*REQUIREMENTS*
Compute the number of lines that include the string "cloud", then output that number and nothing else.

Collection entries:
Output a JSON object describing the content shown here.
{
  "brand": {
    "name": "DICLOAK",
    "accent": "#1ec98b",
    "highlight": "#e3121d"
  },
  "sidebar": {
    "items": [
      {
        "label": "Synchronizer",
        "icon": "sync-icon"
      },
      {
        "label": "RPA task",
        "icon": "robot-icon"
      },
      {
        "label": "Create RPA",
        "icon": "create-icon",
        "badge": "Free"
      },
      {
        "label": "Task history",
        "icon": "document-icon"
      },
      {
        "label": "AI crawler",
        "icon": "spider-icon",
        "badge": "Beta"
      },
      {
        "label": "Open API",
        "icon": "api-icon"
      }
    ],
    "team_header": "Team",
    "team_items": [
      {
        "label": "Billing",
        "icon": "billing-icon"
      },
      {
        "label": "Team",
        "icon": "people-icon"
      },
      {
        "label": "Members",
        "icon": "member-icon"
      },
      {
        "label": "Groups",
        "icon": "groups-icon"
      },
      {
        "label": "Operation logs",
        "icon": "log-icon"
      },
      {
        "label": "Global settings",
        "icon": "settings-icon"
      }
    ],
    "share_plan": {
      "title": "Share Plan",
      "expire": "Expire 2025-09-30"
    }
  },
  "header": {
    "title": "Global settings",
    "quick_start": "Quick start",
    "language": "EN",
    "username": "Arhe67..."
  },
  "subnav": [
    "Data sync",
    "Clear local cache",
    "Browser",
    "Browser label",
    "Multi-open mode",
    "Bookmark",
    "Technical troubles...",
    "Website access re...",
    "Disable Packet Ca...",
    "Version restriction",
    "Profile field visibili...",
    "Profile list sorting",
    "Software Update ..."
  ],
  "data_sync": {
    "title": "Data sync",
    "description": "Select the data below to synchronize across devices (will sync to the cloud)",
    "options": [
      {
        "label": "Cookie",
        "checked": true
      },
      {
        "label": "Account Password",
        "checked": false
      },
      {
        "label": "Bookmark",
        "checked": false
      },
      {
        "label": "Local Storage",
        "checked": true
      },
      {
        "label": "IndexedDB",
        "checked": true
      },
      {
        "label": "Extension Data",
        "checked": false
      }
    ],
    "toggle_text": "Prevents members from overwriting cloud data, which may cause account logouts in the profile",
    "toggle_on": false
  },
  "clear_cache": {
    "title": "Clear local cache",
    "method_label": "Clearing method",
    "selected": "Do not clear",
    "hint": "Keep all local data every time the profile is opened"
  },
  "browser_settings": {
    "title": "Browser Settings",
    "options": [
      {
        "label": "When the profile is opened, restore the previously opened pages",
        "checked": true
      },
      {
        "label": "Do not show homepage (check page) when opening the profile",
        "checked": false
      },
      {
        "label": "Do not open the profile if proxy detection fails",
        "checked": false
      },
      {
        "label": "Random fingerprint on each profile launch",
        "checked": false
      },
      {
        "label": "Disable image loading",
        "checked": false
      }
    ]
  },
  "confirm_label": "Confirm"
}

*WRITTEN RESPONSE*
2